- PROMPT -
Transcribe the entries that follow, word for word.

(Figure record listings)

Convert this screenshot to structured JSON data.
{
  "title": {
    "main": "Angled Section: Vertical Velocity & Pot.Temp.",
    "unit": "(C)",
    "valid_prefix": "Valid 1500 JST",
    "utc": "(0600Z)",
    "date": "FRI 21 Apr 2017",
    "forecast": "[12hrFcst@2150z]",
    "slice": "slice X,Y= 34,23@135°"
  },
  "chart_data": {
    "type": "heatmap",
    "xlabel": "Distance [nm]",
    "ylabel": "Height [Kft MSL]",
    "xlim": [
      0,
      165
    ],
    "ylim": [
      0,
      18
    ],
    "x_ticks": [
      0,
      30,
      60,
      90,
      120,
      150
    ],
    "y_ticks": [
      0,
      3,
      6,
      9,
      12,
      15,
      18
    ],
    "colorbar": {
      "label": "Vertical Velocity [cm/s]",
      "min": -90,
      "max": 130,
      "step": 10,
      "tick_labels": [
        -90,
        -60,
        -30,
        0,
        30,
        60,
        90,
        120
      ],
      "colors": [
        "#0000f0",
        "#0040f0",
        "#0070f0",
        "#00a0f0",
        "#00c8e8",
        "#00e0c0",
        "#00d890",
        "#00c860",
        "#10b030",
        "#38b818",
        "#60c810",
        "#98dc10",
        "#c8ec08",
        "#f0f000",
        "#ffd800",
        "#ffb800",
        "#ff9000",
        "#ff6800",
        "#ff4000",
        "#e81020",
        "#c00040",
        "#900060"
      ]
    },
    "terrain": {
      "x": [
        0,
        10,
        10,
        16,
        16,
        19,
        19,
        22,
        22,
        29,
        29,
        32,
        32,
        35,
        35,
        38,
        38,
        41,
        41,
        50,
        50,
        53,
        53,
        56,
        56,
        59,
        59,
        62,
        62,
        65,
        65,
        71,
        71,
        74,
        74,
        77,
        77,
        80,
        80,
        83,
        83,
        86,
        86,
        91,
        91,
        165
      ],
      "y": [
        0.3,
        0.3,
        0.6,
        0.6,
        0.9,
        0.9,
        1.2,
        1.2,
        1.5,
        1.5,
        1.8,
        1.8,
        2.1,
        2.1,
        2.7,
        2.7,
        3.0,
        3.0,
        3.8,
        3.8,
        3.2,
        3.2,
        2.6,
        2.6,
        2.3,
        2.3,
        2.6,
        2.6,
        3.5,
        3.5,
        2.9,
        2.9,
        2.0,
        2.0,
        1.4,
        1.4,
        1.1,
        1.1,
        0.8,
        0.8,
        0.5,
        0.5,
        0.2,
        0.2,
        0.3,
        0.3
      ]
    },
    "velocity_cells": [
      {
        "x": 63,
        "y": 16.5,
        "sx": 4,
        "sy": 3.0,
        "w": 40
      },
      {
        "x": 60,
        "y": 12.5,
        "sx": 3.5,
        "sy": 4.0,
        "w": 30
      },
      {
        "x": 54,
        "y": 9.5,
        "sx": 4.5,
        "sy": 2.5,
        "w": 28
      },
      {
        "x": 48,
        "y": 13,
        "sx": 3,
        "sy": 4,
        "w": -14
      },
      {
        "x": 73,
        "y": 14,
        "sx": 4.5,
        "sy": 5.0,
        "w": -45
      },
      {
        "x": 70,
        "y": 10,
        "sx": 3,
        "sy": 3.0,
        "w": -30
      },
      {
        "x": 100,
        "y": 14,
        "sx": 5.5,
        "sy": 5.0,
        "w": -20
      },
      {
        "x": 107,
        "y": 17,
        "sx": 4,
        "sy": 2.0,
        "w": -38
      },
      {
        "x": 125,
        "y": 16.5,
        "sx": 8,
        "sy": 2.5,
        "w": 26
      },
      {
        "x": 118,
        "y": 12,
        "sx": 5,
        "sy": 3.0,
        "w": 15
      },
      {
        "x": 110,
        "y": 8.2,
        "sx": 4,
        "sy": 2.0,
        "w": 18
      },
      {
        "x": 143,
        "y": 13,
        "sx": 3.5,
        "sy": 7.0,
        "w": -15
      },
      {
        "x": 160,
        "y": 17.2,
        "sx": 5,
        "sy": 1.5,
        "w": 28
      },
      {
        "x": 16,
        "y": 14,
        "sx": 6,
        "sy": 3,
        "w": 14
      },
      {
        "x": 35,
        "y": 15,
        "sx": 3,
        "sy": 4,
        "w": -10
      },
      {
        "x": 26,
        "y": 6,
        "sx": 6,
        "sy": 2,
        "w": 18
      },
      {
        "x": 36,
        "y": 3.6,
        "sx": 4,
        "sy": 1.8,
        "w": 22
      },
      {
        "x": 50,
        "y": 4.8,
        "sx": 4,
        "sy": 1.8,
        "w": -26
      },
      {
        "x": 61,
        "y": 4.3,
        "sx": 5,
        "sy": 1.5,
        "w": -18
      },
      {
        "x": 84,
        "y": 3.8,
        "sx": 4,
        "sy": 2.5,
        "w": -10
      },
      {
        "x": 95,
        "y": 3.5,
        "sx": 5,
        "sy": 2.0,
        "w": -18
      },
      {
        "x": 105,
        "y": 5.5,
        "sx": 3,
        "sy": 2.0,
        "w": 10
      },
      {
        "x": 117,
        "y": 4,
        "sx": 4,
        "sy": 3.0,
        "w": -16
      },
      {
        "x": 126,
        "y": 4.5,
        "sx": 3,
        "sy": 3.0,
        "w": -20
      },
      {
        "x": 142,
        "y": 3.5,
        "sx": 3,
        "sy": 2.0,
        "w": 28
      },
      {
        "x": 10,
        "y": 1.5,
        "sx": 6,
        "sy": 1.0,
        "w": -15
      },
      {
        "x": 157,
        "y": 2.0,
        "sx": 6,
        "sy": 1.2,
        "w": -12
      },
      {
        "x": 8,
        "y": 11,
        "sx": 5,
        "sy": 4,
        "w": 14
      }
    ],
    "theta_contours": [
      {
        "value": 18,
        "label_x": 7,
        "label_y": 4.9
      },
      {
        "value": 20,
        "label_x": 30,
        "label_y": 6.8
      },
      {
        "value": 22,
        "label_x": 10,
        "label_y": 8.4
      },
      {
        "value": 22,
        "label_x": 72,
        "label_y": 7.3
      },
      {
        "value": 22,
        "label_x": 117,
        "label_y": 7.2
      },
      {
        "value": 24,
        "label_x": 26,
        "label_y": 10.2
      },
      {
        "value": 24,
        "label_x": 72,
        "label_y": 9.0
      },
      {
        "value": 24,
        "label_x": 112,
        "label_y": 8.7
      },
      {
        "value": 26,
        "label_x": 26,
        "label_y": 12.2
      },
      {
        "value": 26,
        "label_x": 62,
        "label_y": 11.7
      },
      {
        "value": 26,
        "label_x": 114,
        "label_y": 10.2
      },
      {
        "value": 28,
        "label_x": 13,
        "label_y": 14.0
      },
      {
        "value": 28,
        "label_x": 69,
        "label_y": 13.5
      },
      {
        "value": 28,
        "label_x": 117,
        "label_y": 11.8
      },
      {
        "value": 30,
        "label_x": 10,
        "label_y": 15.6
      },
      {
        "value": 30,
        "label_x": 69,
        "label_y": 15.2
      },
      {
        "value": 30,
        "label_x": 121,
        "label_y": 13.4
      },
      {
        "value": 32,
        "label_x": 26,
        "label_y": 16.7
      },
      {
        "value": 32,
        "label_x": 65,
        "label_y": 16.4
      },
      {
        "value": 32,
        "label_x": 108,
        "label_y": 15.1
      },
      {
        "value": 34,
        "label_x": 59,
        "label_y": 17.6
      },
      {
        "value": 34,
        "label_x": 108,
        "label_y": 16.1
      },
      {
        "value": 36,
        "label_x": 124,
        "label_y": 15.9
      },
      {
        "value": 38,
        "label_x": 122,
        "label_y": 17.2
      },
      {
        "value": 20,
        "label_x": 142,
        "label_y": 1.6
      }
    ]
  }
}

- WORKED ANSWER -
Convert this screenshot to structured JSON data.
{
  "title": {
    "main": "Angled Section: Vertical Velocity & Pot.Temp.",
    "unit": "(C)",
    "valid_prefix": "Valid 1500 JST",
    "utc": "(0600Z)",
    "date": "FRI 21 Apr 2017",
    "forecast": "[12hrFcst@2150z]",
    "slice": "slice X,Y= 34,23@135°"
  },
  "chart_data": {
    "type": "heatmap",
    "xlabel": "Distance [nm]",
    "ylabel": "Height [Kft MSL]",
    "xlim": [
      0,
      165
    ],
    "ylim": [
      0,
      18
    ],
    "x_ticks": [
      0,
      30,
      60,
      90,
      120,
      150
    ],
    "y_ticks": [
      0,
      3,
      6,
      9,
      12,
      15,
      18
    ],
    "colorbar": {
      "label": "Vertical Velocity [cm/s]",
      "min": -90,
      "max": 130,
      "step": 10,
      "tick_labels": [
        -90,
        -60,
        -30,
        0,
        30,
        60,
        90,
        120
      ],
      "colors": [
        "#0000f0",
        "#0040f0",
        "#0070f0",
        "#00a0f0",
        "#00c8e8",
        "#00e0c0",
        "#00d890",
        "#00c860",
        "#10b030",
        "#38b818",
        "#60c810",
        "#98dc10",
        "#c8ec08",
        "#f0f000",
        "#ffd800",
        "#ffb800",
        "#ff9000",
        "#ff6800",
        "#ff4000",
        "#e81020",
        "#c00040",
        "#900060"
      ]
    },
    "terrain": {
      "x": [
        0,
        10,
        10,
        16,
        16,
        19,
        19,
        22,
        22,
        29,
        29,
        32,
        32,
        35,
        35,
        38,
        38,
        41,
        41,
        50,
        50,
        53,
        53,
        56,
        56,
        59,
        59,
        62,
        62,
        65,
        65,
        71,
        71,
        74,
        74,
        77,
        77,
        80,
        80,
        83,
        83,
        86,
        86,
        91,
        91,
        165
      ],
      "y": [
        0.3,
        0.3,
        0.6,
        0.6,
        0.9,
        0.9,
        1.2,
        1.2,
        1.5,
        1.5,
        1.8,
        1.8,
        2.1,
        2.1,
        2.7,
        2.7,
        3.0,
        3.0,
        3.8,
        3.8,
        3.2,
        3.2,
        2.6,
        2.6,
        2.3,
        2.3,
        2.6,
        2.6,
        3.5,
        3.5,
        2.9,
        2.9,
        2.0,
        2.0,
        1.4,
        1.4,
        1.1,
        1.1,
        0.8,
        0.8,
        0.5,
        0.5,
        0.2,
        0.2,
        0.3,
        0.3
      ]
    },
    "velocity_cells": [
      {
        "x": 63,
        "y": 16.5,
        "sx": 4,
        "sy": 3.0,
        "w": 40
      },
      {
        "x": 60,
        "y": 12.5,
        "sx": 3.5,
        "sy": 4.0,
        "w": 30
      },
      {
        "x": 54,
        "y": 9.5,
        "sx": 4.5,
        "sy": 2.5,
        "w": 28
      },
      {
        "x": 48,
        "y": 13,
        "sx": 3,
        "sy": 4,
        "w": -14
      },
      {
        "x": 73,
        "y": 14,
        "sx": 4.5,
        "sy": 5.0,
        "w": -45
      },
      {
        "x": 70,
        "y": 10,
        "sx": 3,
        "sy": 3.0,
        "w": -30
      },
      {
        "x": 100,
        "y": 14,
        "sx": 5.5,
        "sy": 5.0,
        "w": -20
      },
      {
        "x": 107,
        "y": 17,
        "sx": 4,
        "sy": 2.0,
        "w": -38
      },
      {
        "x": 125,
        "y": 16.5,
        "sx": 8,
        "sy": 2.5,
        "w": 26
      },
      {
        "x": 118,
        "y": 12,
        "sx": 5,
        "sy": 3.0,
        "w": 15
      },
      {
        "x": 110,
        "y": 8.2,
        "sx": 4,
        "sy": 2.0,
        "w": 18
      },
      {
        "x": 143,
        "y": 13,
        "sx": 3.5,
        "sy": 7.0,
        "w": -15
      },
      {
        "x": 160,
        "y": 17.2,
        "sx": 5,
        "sy": 1.5,
        "w": 28
      },
      {
        "x": 16,
        "y": 14,
        "sx": 6,
        "sy": 3,
        "w": 14
      },
      {
        "x": 35,
        "y": 15,
        "sx": 3,
        "sy": 4,
        "w": -10
      },
      {
        "x": 26,
        "y": 6,
        "sx": 6,
        "sy": 2,
        "w": 18
      },
      {
        "x": 36,
        "y": 3.6,
        "sx": 4,
        "sy": 1.8,
        "w": 22
      },
      {
        "x": 50,
        "y": 4.8,
        "sx": 4,
        "sy": 1.8,
        "w": -26
      },
      {
        "x": 61,
        "y": 4.3,
        "sx": 5,
        "sy": 1.5,
        "w": -18
      },
      {
        "x": 84,
        "y": 3.8,
        "sx": 4,
        "sy": 2.5,
        "w": -10
      },
      {
        "x": 95,
        "y": 3.5,
        "sx": 5,
        "sy": 2.0,
        "w": -18
      },
      {
        "x": 105,
        "y": 5.5,
        "sx": 3,
        "sy": 2.0,
        "w": 10
      },
      {
        "x": 117,
        "y": 4,
        "sx": 4,
        "sy": 3.0,
        "w": -16
      },
      {
        "x": 126,
        "y": 4.5,
        "sx": 3,
        "sy": 3.0,
        "w": -20
      },
      {
        "x": 142,
        "y": 3.5,
        "sx": 3,
        "sy": 2.0,
        "w": 28
      },
      {
        "x": 10,
        "y": 1.5,
        "sx": 6,
        "sy": 1.0,
        "w": -15
      },
      {
        "x": 157,
        "y": 2.0,
        "sx": 6,
        "sy": 1.2,
        "w": -12
      },
      {
        "x": 8,
        "y": 11,
        "sx": 5,
        "sy": 4,
        "w": 14
      }
    ],
    "theta_contours": [
      {
        "value": 18,
        "label_x": 7,
        "label_y": 4.9
      },
      {
        "value": 20,
        "label_x": 30,
        "label_y": 6.8
      },
      {
        "value": 22,
        "label_x": 10,
        "label_y": 8.4
      },
      {
        "value": 22,
        "label_x": 72,
        "label_y": 7.3
      },
      {
        "value": 22,
        "label_x": 117,
        "label_y": 7.2
      },
      {
        "value": 24,
        "label_x": 26,
        "label_y": 10.2
      },
      {
        "value": 24,
        "label_x": 72,
        "label_y": 9.0
      },
      {
        "value": 24,
        "label_x": 112,
        "label_y": 8.7
      },
      {
        "value": 26,
        "label_x": 26,
        "label_y": 12.2
      },
      {
        "value": 26,
        "label_x": 62,
        "label_y": 11.7
      },
      {
        "value": 26,
        "label_x": 114,
        "label_y": 10.2
      },
      {
        "value": 28,
        "label_x": 13,
        "label_y": 14.0
      },
      {
        "value": 28,
        "label_x": 69,
        "label_y": 13.5
      },
      {
        "value": 28,
        "label_x": 117,
        "label_y": 11.8
      },
      {
        "value": 30,
        "label_x": 10,
        "label_y": 15.6
      },
      {
        "value": 30,
        "label_x": 69,
        "label_y": 15.2
      },
      {
        "value": 30,
        "label_x": 121,
        "label_y": 13.4
      },
      {
        "value": 32,
        "label_x": 26,
        "label_y": 16.7
      },
      {
        "value": 32,
        "label_x": 65,
        "label_y": 16.4
      },
      {
        "value": 32,
        "label_x": 108,
        "label_y": 15.1
      },
      {
        "value": 34,
        "label_x": 59,
        "label_y": 17.6
      },
      {
        "value": 34,
        "label_x": 108,
        "label_y": 16.1
      },
      {
        "value": 36,
        "label_x": 124,
        "label_y": 15.9
      },
      {
        "value": 38,
        "label_x": 122,
        "label_y": 17.2
      },
      {
        "value": 20,
        "label_x": 142,
        "label_y": 1.6
      }
    ]
  }
}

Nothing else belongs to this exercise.